• [EXTRACTED TEXT]
--- start ---

RedHanded » Hpricot 0.1

Hpricot 0.1 #

gem install hpricot --source code.whytheluckystiff.net

Hpricot is a nice, loose HTML parser for Ruby, written in C. I stole a bunch of code and ideas from HTree, Prototype and JQuery. The gem requires a compiler. It’s 0.1, so it’s kinda wobbly, but hey.

 require 'hpricot'
 doc = Hpricot.parse(File.read("index.html"))
 (doc/:p/:a).each do |link|
   p link.attributes
 end

Hpricot 0.2 is out.

03 Jul 2006 at 23:11 | 27 comments

FlashHater

said on 03 Jul 2006 at 23:47

Wow, I have to say, that is one heckofa cute logo. And now I can write screen scraper-driven applicantions with Ruby quickly!

der-matthias

said on 04 Jul 2006 at 00:44

Hey, the logo looks nice. The link behind it throws throws a 404 at me, though. Hpricot may be what I’ve been searching for during the last weeks.

--- end ---

• [RECORDED INFORMATION]
--- start ---

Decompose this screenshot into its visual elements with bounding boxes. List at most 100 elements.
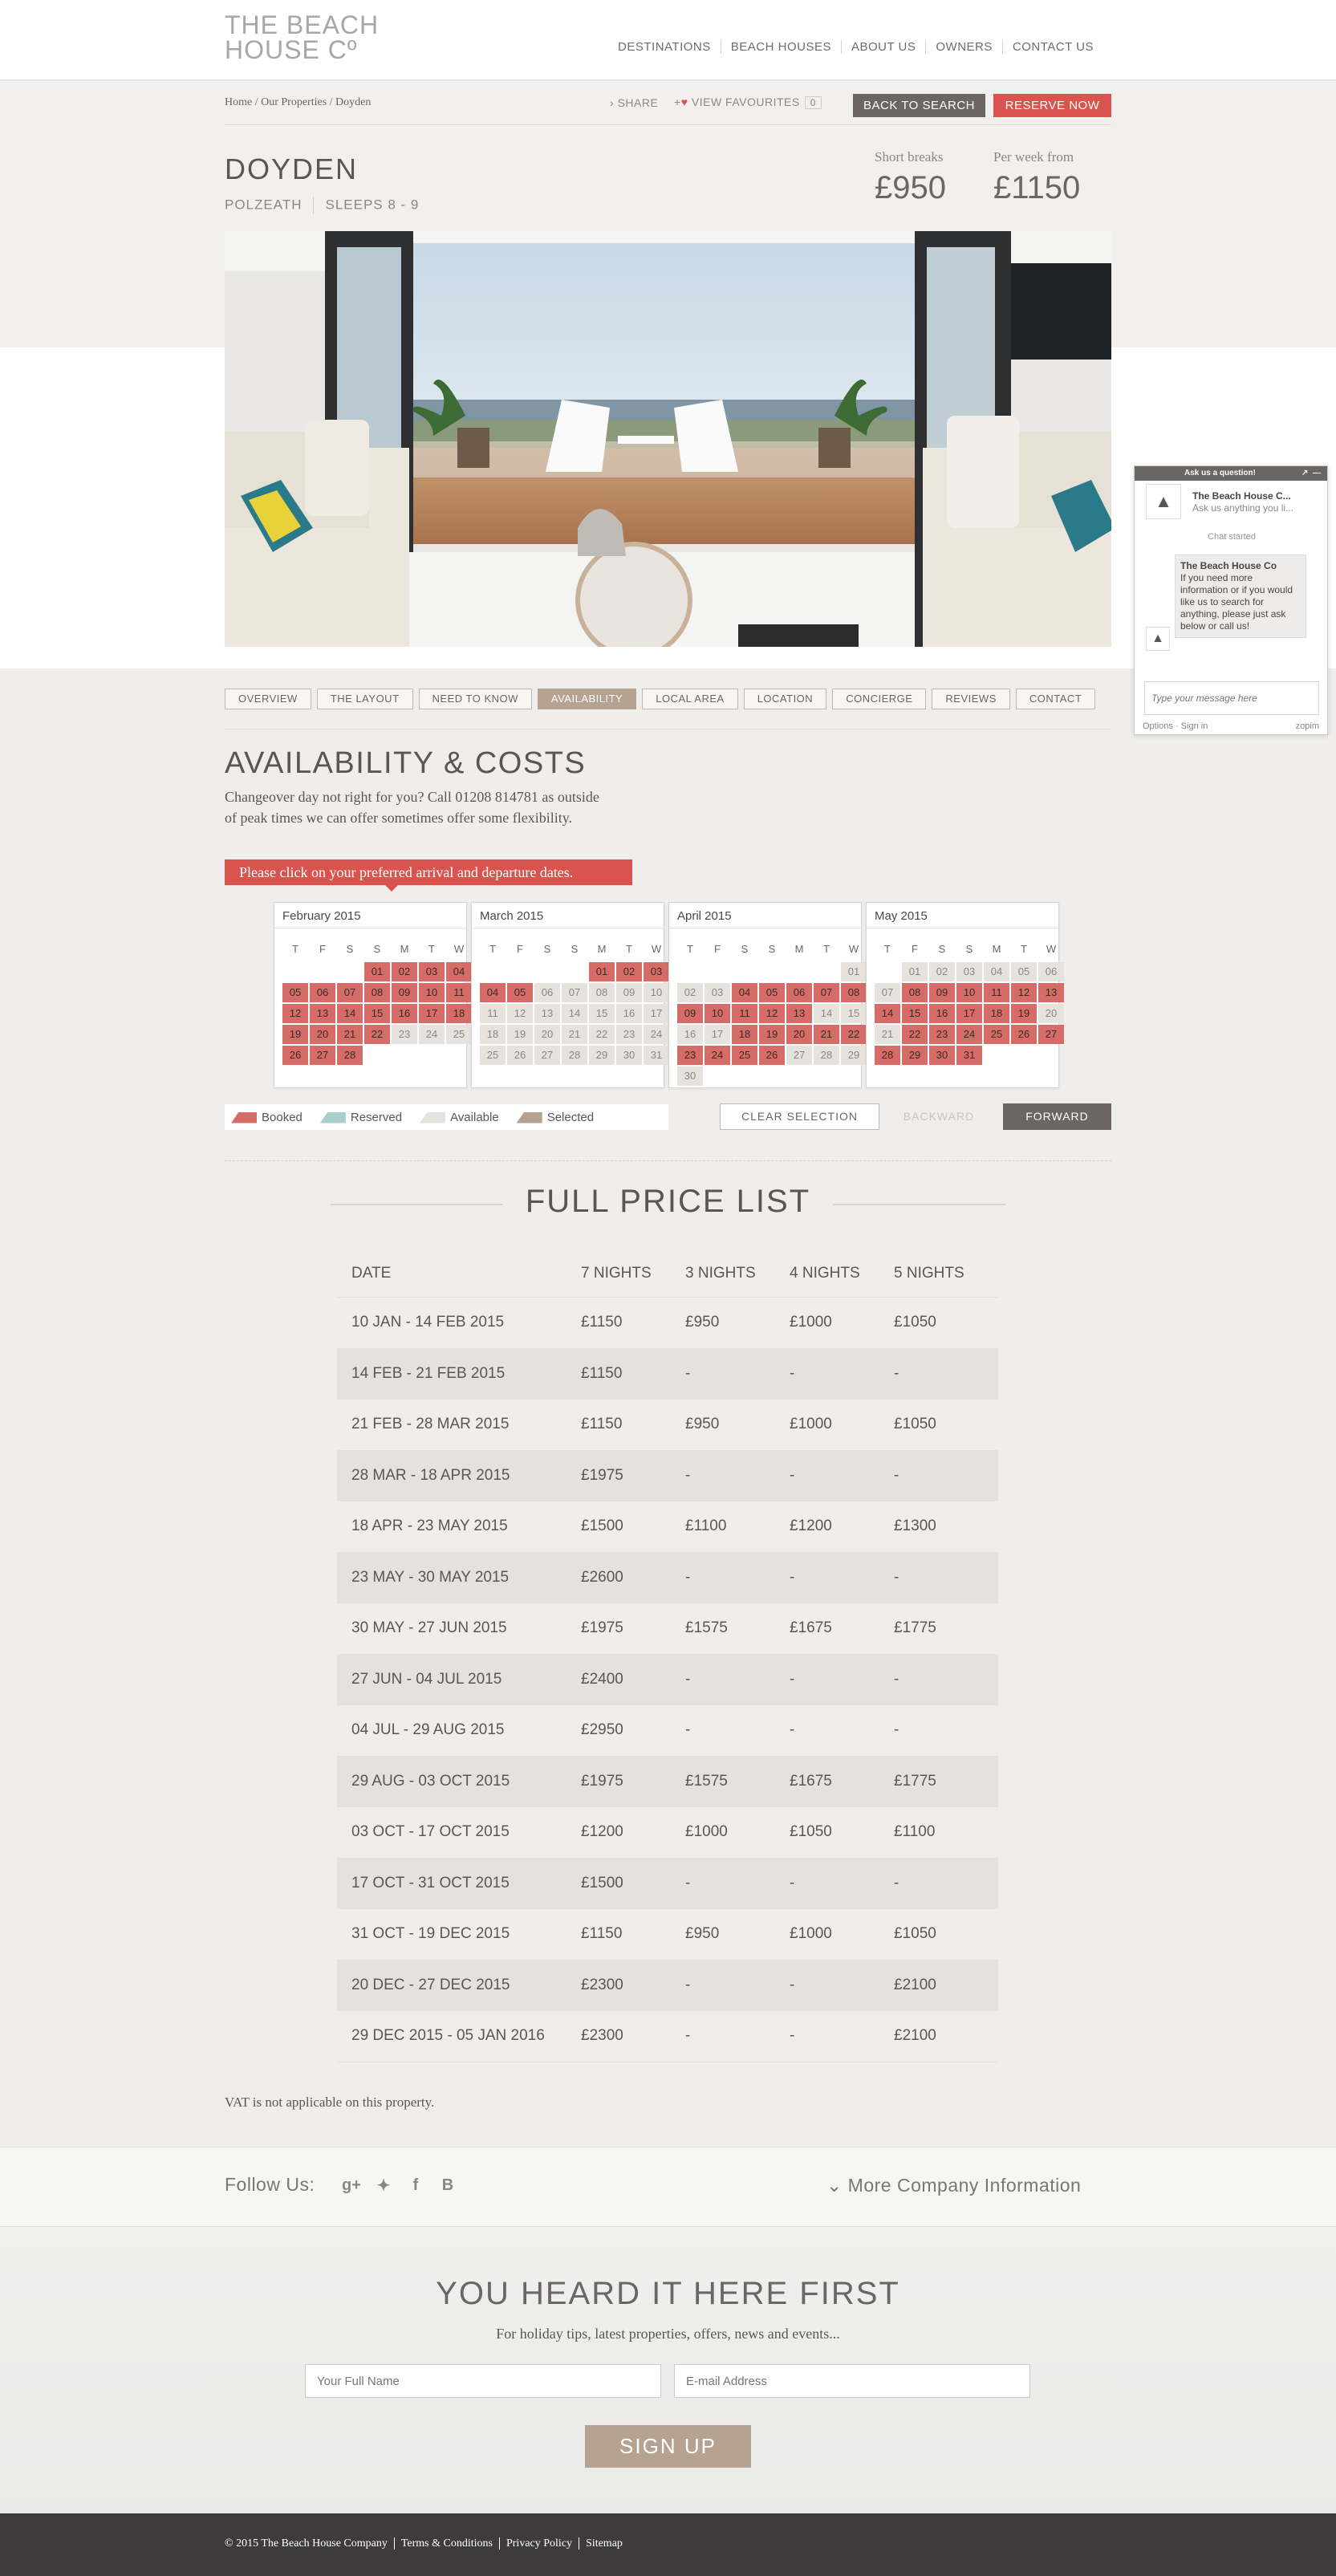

--- end ---
--- start ---

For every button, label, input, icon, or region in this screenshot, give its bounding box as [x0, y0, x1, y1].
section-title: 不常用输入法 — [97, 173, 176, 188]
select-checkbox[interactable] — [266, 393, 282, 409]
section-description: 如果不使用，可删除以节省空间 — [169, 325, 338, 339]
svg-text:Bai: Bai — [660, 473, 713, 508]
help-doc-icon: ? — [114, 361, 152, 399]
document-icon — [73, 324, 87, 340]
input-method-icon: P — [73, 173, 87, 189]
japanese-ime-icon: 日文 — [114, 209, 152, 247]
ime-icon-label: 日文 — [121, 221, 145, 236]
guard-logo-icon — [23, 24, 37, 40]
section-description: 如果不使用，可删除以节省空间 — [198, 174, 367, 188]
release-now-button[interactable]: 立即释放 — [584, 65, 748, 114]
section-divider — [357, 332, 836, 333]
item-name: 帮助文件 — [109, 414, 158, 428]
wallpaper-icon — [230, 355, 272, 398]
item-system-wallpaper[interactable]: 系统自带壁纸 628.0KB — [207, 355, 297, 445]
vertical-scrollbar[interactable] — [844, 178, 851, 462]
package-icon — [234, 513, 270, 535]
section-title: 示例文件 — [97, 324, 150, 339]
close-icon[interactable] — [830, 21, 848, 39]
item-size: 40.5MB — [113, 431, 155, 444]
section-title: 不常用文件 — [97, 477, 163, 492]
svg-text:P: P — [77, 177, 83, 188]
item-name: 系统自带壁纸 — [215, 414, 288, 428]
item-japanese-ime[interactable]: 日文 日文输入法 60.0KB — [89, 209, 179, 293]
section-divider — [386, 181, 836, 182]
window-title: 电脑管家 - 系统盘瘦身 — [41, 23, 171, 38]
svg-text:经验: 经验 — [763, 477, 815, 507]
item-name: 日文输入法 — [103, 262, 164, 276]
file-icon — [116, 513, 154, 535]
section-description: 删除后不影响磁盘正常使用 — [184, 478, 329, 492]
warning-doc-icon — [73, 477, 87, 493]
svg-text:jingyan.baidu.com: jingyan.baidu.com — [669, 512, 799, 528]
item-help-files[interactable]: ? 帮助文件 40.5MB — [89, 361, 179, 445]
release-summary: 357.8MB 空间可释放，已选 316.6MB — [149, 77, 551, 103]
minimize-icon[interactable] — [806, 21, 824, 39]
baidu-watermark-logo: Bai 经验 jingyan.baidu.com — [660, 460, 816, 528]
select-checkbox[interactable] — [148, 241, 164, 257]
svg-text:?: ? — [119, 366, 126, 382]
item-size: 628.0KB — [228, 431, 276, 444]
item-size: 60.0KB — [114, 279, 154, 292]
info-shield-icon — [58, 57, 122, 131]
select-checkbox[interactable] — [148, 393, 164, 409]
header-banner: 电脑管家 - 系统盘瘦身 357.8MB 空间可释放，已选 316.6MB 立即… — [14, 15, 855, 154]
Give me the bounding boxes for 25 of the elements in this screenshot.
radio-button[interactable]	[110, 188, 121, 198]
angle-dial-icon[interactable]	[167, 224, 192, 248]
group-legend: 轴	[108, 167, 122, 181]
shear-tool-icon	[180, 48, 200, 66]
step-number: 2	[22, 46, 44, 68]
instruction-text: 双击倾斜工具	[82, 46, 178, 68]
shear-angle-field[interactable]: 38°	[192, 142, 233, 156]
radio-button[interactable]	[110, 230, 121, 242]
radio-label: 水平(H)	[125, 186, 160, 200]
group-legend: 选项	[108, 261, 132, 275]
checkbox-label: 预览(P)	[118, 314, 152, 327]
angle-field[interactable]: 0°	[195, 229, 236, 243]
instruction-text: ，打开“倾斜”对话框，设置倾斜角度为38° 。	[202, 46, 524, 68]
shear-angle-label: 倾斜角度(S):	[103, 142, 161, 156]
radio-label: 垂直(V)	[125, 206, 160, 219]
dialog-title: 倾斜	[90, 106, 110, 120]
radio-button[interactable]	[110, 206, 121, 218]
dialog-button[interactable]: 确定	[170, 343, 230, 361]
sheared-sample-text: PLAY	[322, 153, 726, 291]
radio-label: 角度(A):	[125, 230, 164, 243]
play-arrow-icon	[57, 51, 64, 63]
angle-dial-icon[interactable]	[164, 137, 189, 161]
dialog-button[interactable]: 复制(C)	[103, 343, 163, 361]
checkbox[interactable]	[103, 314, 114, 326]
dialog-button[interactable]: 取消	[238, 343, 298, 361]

--- end ---
--- start ---

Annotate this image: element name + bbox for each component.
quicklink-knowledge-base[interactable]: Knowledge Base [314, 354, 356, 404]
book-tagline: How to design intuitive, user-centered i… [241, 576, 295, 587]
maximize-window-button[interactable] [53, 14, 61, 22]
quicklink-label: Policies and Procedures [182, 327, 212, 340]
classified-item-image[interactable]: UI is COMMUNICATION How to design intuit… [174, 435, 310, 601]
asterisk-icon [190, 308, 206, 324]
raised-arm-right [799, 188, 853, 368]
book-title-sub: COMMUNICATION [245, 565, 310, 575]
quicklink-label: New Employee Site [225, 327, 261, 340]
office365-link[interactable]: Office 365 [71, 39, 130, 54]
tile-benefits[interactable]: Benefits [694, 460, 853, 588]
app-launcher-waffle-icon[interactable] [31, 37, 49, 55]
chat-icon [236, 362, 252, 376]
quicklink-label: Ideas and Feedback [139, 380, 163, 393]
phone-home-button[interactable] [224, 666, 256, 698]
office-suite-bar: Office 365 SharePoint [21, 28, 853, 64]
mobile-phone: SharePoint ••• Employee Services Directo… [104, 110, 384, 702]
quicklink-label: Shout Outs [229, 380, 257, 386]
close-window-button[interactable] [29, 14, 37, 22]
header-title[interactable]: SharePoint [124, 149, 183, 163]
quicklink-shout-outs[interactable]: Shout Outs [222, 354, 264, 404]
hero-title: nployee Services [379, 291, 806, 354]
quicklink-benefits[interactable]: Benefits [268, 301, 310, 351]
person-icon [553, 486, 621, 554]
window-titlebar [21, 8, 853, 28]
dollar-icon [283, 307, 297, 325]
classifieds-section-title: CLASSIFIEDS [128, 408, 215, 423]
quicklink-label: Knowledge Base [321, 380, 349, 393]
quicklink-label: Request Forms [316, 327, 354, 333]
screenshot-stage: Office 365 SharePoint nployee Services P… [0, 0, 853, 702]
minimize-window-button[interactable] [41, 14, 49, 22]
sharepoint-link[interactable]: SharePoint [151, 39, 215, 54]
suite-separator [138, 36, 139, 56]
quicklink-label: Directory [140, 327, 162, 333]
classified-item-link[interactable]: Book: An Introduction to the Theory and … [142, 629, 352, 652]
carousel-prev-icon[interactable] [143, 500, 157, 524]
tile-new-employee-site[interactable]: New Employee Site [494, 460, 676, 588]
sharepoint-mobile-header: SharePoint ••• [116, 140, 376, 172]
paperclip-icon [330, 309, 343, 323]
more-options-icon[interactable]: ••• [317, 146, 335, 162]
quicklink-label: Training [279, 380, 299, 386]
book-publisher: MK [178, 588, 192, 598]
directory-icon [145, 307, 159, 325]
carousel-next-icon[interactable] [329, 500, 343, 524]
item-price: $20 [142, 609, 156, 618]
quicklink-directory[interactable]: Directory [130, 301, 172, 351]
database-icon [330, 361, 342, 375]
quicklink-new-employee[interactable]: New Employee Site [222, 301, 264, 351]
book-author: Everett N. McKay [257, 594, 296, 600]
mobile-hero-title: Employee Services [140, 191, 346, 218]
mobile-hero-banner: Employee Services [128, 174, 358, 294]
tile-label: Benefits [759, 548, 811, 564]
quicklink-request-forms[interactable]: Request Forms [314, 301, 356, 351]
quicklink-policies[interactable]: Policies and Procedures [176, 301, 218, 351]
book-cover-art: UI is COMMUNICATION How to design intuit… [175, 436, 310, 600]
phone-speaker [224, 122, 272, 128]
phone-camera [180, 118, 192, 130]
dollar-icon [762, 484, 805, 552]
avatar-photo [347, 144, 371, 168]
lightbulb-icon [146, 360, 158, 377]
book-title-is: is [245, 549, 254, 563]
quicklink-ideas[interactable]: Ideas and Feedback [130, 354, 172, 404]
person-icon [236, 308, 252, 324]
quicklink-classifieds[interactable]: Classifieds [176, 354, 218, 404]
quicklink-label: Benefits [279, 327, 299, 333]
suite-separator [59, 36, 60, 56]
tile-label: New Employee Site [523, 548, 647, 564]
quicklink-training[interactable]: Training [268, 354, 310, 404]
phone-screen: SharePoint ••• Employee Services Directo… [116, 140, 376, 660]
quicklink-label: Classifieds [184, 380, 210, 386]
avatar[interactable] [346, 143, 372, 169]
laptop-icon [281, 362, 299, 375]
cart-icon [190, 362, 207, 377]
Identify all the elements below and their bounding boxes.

--- end ---

• [JOBS]
1 - From the Hpricot 0.1 post, give everything from "03 Jul 2006 at 23:11" down to "with Ruby quickly!" again, swapping "cute" for "charming".
2 - Answer these questions using the Hpricot 0.1 post.
(a) What language is Hpricot written in?
(b) Which three projects did the post's author take code and ideas from?
(c) What does der-matthias say happens with the link behind the logo?
3 - Decide whether each statement agrees with the Hpricot 0.1 post. Answer yes or no, and quote the words of the post that settle it.
(a) The gem requires a compiler.
(b) The post has 12 comments.
(c) FlashHater commented on 04 Jul 2006.

• [TASK ANSWERS]
1 -
03 Jul 2006 at 23:11 | 27 comments

FlashHater

said on 03 Jul 2006 at 23:47

Wow, I have to say, that is one heckofa charming logo. And now I can write screen scraper-driven applicantions with Ruby quickly!

2 -
(a) C.
(b) HTree, Prototype and JQuery.
(c) It throws a 404.

3 -
(a) Yes: "The gem requires a compiler."
(b) No: "27 comments"
(c) No: "said on 03 Jul 2006 at 23:47"